Dataset records:
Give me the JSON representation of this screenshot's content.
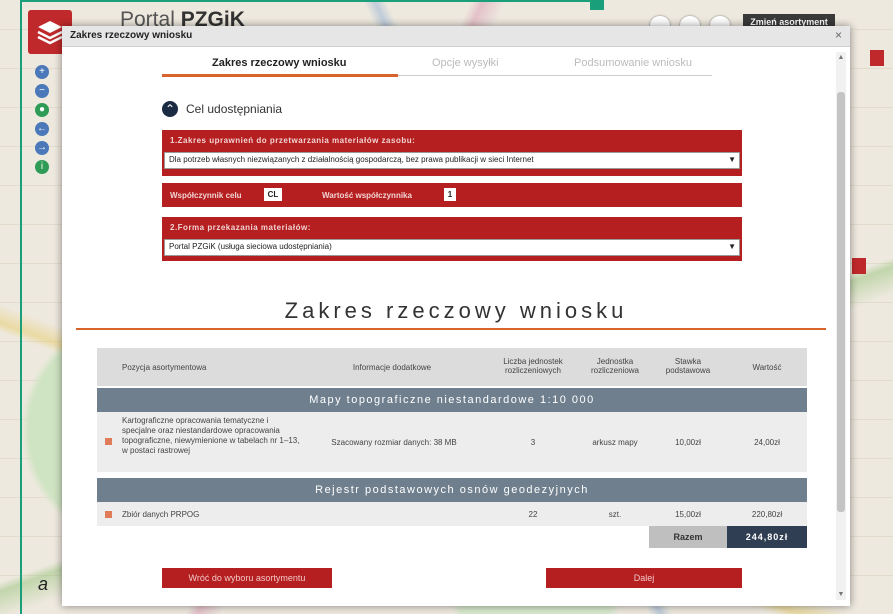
{
  "portal": {
    "title_prefix": "Portal ",
    "title_strong": "PZGiK",
    "change_btn": "Zmień asortyment"
  },
  "dialog": {
    "title": "Zakres rzeczowy wniosku",
    "close": "×"
  },
  "steps": [
    {
      "label": "Zakres rzeczowy wniosku",
      "active": true
    },
    {
      "label": "Opcje wysyłki",
      "active": false
    },
    {
      "label": "Podsumowanie wniosku",
      "active": false
    }
  ],
  "cel": {
    "label": "Cel udostępniania"
  },
  "panel1": {
    "label": "1.Zakres uprawnień do przetwarzania materiałów zasobu:",
    "value": "Dla potrzeb własnych niezwiązanych z działalnością gospodarczą, bez prawa publikacji w sieci Internet"
  },
  "coef": {
    "label1": "Współczynnik celu",
    "value1": "CL",
    "label2": "Wartość współczynnika",
    "value2": "1"
  },
  "panel2": {
    "label": "2.Forma przekazania materiałów:",
    "value": "Portal PZGiK (usługa sieciowa udostępniania)"
  },
  "section": {
    "title": "Zakres rzeczowy wniosku"
  },
  "table": {
    "headers": {
      "pos": "Pozycja asortymentowa",
      "info": "Informacje dodatkowe",
      "units_count": "Liczba jednostek rozliczeniowych",
      "unit": "Jednostka rozliczeniowa",
      "rate": "Stawka podstawowa",
      "value": "Wartość"
    },
    "group1": "Mapy topograficzne niestandardowe 1:10 000",
    "row1": {
      "pos": "Kartograficzne opracowania tematyczne i specjalne oraz niestandardowe opracowania topograficzne, niewymienione w tabelach nr 1–13, w postaci rastrowej",
      "info": "Szacowany rozmiar danych: 38 MB",
      "count": "3",
      "unit": "arkusz mapy",
      "rate": "10,00zł",
      "value": "24,00zł"
    },
    "group2": "Rejestr podstawowych osnów geodezyjnych",
    "row2": {
      "pos": "Zbiór danych PRPOG",
      "info": "",
      "count": "22",
      "unit": "szt.",
      "rate": "15,00zł",
      "value": "220,80zł"
    },
    "total_label": "Razem",
    "total_value": "244,80zł"
  },
  "buttons": {
    "back": "Wróć do wyboru asortymentu",
    "next": "Dalej"
  },
  "corner_label": "a",
  "colors": {
    "accent_red": "#b51f20",
    "step_orange": "#d9642b",
    "group_gray": "#6f7f8e",
    "total_navy": "#2f3e52",
    "frame_green": "#19a07a"
  }
}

--- TASK OBJECTIVE ---
Which lines of the data include "rzeczowy"? Copy each of them.

--- RESPONSE TO THIS TASK ---
    "title": "Zakres rzeczowy wniosku",
      "label": "Zakres rzeczowy wniosku",
    "title": "Zakres rzeczowy wniosku"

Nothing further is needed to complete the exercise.